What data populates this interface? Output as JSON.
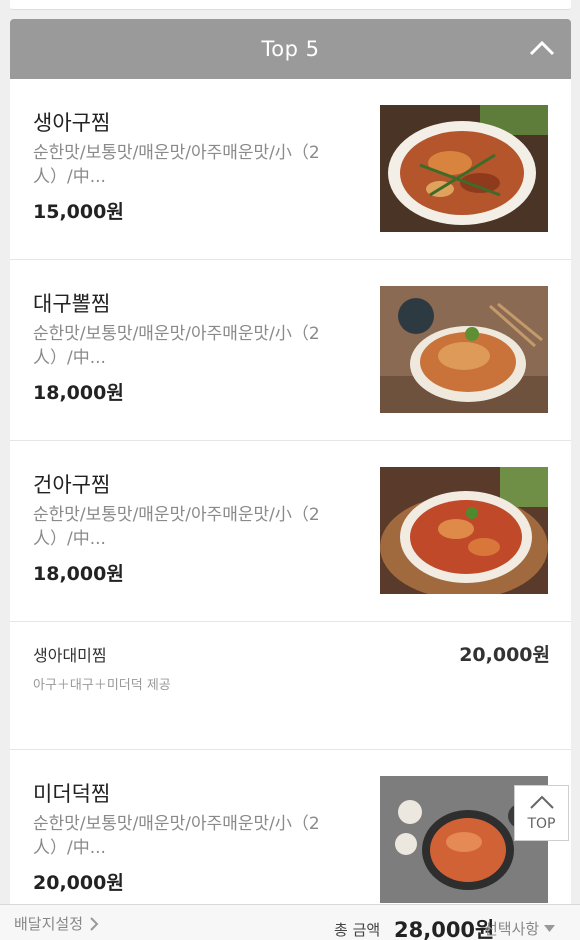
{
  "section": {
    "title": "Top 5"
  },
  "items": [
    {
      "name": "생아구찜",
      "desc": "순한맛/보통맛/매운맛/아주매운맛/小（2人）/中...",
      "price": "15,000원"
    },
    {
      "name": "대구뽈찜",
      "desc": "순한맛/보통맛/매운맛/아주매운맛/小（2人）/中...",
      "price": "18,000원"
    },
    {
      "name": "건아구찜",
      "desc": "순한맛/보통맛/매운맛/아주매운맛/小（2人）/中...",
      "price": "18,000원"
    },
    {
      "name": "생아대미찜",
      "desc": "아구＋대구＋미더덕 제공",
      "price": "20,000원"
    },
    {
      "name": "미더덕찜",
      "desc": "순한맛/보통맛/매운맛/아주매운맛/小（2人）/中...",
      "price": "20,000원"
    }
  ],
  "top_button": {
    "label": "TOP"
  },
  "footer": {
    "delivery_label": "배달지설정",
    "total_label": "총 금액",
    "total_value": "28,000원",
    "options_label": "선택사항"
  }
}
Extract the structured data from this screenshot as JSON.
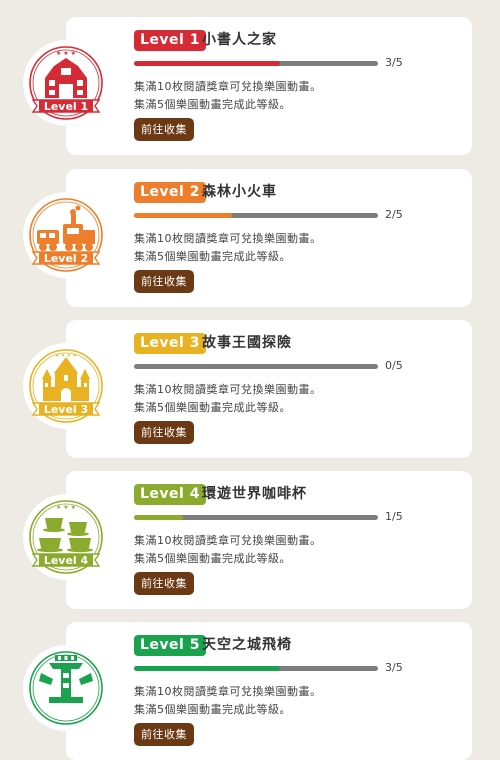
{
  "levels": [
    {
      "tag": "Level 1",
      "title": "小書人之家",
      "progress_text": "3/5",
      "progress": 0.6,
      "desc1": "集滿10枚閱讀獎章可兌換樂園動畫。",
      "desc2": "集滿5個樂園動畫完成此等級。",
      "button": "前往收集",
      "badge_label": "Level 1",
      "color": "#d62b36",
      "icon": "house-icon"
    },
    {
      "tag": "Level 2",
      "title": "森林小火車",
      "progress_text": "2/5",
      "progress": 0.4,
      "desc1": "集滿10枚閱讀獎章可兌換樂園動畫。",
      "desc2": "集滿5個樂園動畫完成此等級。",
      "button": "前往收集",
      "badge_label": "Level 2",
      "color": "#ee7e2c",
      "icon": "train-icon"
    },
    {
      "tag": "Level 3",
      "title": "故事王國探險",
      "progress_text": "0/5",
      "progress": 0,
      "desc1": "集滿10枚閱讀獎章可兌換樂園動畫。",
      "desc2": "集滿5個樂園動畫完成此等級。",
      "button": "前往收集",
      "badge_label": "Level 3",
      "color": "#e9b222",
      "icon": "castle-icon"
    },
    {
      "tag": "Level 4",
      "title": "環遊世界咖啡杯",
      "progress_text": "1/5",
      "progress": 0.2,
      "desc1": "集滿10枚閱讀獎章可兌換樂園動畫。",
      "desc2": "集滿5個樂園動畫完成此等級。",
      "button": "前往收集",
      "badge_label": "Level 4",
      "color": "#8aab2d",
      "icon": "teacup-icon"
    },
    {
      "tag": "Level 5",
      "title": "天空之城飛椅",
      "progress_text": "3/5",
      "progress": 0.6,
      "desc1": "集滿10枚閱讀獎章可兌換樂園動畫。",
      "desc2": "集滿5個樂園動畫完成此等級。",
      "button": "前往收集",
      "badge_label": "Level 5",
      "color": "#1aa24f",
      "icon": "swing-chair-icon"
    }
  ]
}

++++++++++++++++++++

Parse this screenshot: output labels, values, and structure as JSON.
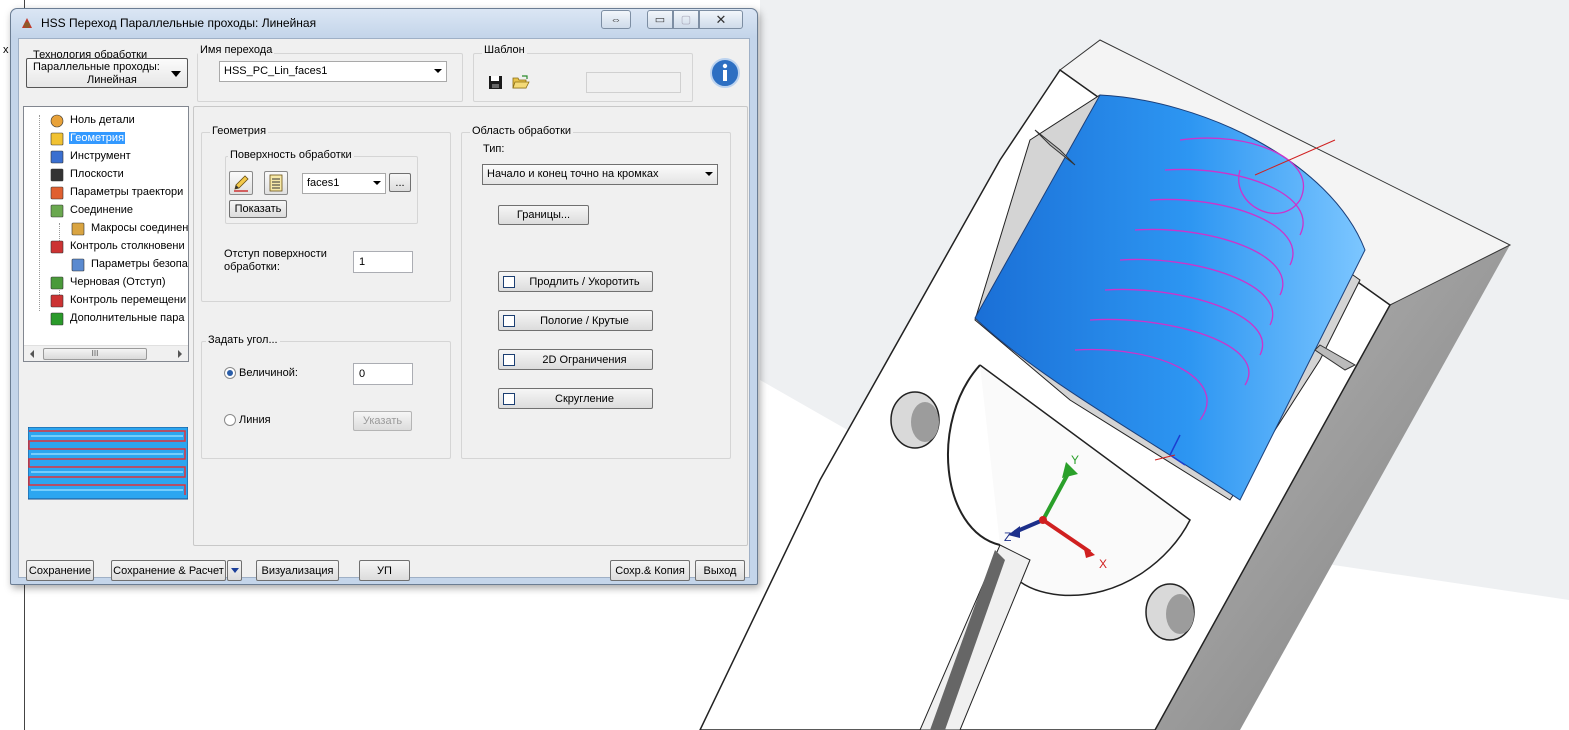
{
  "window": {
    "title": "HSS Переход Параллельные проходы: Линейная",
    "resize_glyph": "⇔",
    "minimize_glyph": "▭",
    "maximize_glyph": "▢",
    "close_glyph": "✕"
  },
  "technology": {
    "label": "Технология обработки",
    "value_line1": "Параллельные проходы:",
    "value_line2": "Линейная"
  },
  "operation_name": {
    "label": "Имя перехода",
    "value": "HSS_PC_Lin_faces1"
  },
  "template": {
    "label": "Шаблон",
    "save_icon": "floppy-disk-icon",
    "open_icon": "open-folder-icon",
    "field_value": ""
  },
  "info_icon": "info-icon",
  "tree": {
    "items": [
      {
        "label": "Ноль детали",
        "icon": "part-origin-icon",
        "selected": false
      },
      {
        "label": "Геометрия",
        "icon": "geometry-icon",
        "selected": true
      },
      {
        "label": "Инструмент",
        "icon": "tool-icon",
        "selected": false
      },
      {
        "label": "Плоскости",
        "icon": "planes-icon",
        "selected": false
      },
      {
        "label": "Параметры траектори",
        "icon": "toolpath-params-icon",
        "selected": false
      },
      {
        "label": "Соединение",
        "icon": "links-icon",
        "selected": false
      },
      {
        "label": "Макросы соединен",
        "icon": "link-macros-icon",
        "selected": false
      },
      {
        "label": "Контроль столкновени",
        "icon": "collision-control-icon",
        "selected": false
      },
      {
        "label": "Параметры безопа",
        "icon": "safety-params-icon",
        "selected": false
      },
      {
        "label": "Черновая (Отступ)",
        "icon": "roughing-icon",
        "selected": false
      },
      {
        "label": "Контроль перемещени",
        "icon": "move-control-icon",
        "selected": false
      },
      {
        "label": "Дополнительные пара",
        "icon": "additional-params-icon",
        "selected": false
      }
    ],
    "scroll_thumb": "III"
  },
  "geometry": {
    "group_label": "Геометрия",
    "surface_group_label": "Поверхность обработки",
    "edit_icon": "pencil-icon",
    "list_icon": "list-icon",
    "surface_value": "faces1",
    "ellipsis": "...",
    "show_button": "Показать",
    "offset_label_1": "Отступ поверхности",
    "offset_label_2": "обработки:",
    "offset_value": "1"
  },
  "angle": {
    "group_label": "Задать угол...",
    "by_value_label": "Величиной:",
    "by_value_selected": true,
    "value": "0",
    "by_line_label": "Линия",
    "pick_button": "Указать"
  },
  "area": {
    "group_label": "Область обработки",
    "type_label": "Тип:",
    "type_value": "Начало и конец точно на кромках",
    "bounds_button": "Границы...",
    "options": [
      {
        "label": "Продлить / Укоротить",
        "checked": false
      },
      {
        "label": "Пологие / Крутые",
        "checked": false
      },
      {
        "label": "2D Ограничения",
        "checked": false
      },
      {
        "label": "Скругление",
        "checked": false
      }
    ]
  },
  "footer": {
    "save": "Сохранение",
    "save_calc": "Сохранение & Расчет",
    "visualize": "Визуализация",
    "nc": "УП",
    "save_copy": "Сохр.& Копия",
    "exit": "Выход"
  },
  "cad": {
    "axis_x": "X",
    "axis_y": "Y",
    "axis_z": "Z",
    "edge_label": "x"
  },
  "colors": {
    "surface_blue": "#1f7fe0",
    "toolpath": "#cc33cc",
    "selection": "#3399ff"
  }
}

++++++++++++++++++++

*Task goal*
List the lines of the material in which the word "Отступ" occurs.

*Response below*
        "label": "Черновая (Отступ)",
    "offset_label_1": "Отступ поверхности",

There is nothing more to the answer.